WHAT IS BEING ASKED:
All entries are to be quoted exactly; the images stay out of the copy.

INPUT DATA:
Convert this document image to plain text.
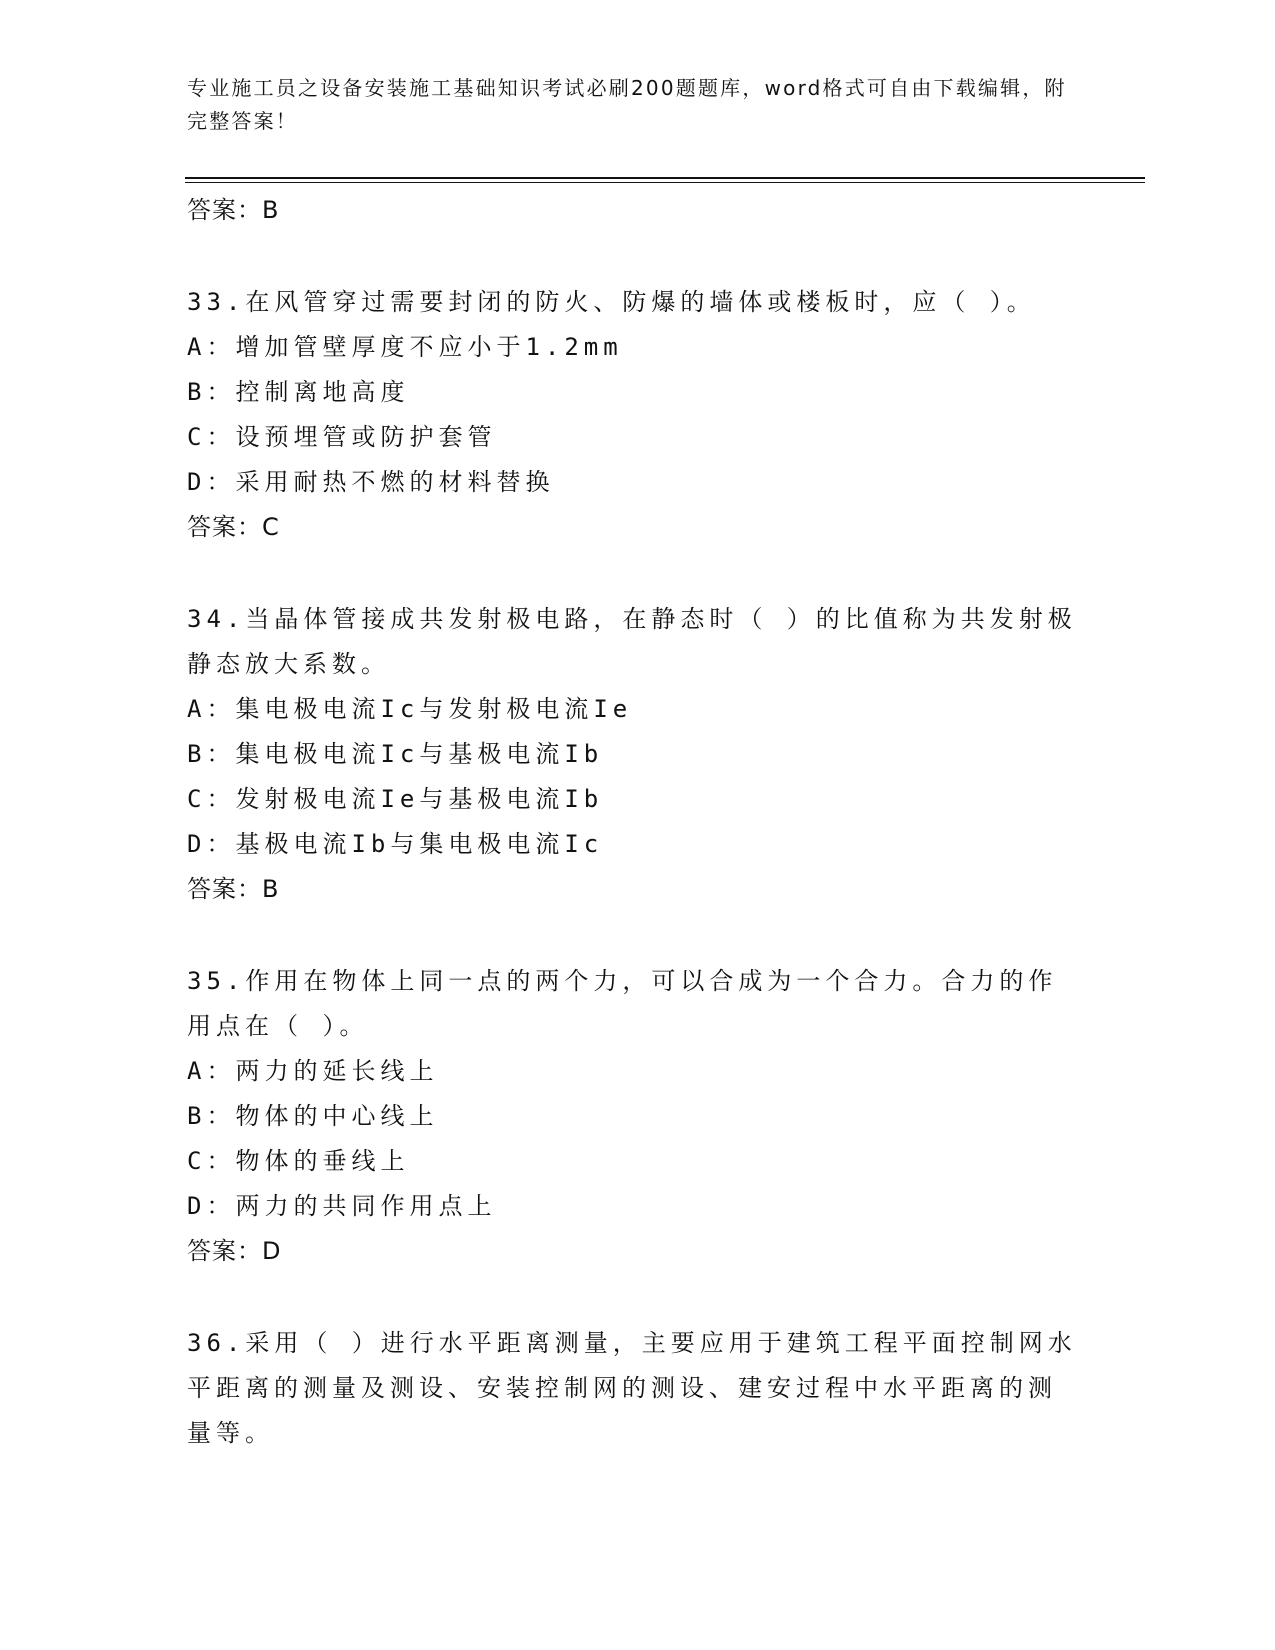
专业施工员之设备安装施工基础知识考试必刷200题题库，word格式可自由下载编辑，附完整答案！
答案：B
33.在风管穿过需要封闭的防火、防爆的墙体或楼板时，应（ ）。
A：增加管壁厚度不应小于1.2mm
B：控制离地高度
C：设预埋管或防护套管
D：采用耐热不燃的材料替换
答案：C
34.当晶体管接成共发射极电路，在静态时（ ）的比值称为共发射极静态放大系数。
A：集电极电流Ic与发射极电流Ie
B：集电极电流Ic与基极电流Ib
C：发射极电流Ie与基极电流Ib
D：基极电流Ib与集电极电流Ic
答案：B
35.作用在物体上同一点的两个力，可以合成为一个合力。合力的作用点在（ ）。
A：两力的延长线上
B：物体的中心线上
C：物体的垂线上
D：两力的共同作用点上
答案：D
36.采用（ ）进行水平距离测量，主要应用于建筑工程平面控制网水平距离的测量及测设、安装控制网的测设、建安过程中水平距离的测量等。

WRITTEN RESPONSE:
Convert this document image to plain text.
专业施工员之设备安装施工基础知识考试必刷200题题库，word格式可自由下载编辑，附完整答案！
答案：B
33.在风管穿过需要封闭的防火、防爆的墙体或楼板时，应（ ）。
A：增加管壁厚度不应小于1.2mm
B：控制离地高度
C：设预埋管或防护套管
D：采用耐热不燃的材料替换
答案：C
34.当晶体管接成共发射极电路，在静态时（ ）的比值称为共发射极静态放大系数。
A：集电极电流Ic与发射极电流Ie
B：集电极电流Ic与基极电流Ib
C：发射极电流Ie与基极电流Ib
D：基极电流Ib与集电极电流Ic
答案：B
35.作用在物体上同一点的两个力，可以合成为一个合力。合力的作用点在（ ）。
A：两力的延长线上
B：物体的中心线上
C：物体的垂线上
D：两力的共同作用点上
答案：D
36.采用（ ）进行水平距离测量，主要应用于建筑工程平面控制网水平距离的测量及测设、安装控制网的测设、建安过程中水平距离的测量等。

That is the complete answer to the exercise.